Given information:
— begin —
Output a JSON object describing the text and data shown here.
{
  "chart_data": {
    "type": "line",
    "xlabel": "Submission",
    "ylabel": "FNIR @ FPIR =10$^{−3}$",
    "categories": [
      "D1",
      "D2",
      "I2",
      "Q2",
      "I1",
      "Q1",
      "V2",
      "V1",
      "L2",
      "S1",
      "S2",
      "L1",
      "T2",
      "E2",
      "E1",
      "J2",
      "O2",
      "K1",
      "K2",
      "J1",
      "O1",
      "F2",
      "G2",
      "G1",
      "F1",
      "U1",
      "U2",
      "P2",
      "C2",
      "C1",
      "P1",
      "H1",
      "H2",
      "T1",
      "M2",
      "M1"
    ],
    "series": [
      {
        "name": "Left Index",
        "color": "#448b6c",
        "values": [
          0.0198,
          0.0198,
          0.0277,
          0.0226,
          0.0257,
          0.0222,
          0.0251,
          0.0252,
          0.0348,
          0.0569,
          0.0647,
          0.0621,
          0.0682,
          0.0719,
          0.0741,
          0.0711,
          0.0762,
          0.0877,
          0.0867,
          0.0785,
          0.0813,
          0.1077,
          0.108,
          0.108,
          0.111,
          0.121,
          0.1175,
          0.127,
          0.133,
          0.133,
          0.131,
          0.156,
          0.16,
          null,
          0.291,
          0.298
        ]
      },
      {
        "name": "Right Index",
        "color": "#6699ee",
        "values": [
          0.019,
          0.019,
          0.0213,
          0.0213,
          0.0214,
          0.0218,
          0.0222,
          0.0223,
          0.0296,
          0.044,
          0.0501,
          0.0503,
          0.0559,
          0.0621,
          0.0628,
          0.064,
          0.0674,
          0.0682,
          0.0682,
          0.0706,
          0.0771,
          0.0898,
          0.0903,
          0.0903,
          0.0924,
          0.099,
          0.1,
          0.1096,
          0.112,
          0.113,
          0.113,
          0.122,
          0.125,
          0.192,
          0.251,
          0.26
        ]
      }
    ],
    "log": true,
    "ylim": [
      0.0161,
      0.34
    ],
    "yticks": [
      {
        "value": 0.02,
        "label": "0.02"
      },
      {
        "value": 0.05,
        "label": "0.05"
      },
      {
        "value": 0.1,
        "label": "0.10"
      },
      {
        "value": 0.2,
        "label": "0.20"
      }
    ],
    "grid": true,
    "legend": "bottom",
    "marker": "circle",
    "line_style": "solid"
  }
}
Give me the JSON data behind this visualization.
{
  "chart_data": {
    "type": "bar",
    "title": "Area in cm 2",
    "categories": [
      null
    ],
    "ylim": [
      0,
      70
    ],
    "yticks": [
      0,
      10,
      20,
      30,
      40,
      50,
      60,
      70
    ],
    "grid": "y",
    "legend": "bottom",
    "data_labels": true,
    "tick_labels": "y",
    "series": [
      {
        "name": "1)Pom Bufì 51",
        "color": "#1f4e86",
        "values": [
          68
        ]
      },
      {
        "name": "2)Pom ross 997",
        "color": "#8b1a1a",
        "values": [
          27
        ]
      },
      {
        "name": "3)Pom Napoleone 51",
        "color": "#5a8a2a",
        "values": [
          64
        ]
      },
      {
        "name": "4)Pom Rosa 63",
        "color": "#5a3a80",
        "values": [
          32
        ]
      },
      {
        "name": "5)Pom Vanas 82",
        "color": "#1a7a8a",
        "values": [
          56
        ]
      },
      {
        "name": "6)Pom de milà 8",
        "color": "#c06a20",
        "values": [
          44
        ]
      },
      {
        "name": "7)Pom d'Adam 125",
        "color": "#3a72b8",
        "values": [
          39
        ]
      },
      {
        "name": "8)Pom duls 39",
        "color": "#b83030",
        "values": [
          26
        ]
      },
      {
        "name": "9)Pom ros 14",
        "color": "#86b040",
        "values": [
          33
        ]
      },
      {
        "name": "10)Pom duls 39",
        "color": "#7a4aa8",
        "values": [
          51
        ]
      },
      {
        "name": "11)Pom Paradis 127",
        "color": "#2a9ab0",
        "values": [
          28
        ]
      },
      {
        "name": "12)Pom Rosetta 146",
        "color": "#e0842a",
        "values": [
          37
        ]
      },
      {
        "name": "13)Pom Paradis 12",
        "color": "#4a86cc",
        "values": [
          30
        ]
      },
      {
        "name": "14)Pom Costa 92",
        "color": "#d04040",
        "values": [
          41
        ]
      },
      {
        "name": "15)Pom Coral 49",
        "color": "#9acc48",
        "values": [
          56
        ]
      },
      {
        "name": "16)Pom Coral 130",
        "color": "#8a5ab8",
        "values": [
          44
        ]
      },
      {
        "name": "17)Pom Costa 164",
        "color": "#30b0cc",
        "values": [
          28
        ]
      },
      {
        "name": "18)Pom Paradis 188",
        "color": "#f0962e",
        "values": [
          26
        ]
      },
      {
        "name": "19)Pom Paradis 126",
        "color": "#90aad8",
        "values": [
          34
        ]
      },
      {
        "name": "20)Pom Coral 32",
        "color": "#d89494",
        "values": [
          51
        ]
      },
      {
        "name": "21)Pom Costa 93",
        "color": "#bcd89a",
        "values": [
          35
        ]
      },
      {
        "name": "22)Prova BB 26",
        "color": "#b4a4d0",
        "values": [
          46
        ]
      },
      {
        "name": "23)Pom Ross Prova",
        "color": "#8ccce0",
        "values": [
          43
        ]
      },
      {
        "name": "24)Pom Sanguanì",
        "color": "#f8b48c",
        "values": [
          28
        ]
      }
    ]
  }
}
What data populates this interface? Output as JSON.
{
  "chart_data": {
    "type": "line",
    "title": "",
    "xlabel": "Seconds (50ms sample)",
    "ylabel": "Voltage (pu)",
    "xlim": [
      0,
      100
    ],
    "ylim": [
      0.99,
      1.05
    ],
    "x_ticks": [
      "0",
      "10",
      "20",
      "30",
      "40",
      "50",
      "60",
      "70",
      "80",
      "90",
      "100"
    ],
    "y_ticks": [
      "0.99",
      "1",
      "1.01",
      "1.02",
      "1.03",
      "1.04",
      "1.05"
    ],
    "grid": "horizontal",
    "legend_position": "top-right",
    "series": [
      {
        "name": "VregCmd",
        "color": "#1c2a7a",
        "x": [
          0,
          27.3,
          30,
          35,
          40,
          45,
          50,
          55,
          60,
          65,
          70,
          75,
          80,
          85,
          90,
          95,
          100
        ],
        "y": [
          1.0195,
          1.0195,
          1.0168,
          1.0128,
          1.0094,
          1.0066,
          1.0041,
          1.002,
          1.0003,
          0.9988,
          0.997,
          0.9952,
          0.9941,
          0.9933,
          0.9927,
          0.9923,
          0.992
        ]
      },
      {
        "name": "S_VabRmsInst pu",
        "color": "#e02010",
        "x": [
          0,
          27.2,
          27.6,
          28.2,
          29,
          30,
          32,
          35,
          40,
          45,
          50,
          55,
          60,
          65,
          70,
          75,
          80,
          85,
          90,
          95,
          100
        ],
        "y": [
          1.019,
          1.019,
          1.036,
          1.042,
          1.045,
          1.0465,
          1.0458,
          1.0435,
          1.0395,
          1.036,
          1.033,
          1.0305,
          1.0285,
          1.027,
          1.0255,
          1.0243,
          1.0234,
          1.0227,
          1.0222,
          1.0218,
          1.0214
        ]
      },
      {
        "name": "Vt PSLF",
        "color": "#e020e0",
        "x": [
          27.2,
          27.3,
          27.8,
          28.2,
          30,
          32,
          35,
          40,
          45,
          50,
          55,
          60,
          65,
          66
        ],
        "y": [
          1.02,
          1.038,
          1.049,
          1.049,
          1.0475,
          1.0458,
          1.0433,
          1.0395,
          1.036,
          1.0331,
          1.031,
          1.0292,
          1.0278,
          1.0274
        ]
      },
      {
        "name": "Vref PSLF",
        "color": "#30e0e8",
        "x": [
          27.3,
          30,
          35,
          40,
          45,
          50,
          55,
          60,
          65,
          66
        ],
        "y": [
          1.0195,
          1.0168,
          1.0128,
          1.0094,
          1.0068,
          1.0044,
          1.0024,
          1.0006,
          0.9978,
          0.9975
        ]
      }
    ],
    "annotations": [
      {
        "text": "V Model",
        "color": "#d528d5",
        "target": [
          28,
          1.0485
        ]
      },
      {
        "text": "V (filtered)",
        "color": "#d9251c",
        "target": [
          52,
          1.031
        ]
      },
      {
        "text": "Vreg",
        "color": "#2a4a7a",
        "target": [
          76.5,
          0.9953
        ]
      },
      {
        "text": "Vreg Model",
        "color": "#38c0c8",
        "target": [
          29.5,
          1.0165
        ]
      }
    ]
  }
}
— end —
Instruction:
Reply with only the number of lines in the entries that contain the word "Prova".

Output below:
2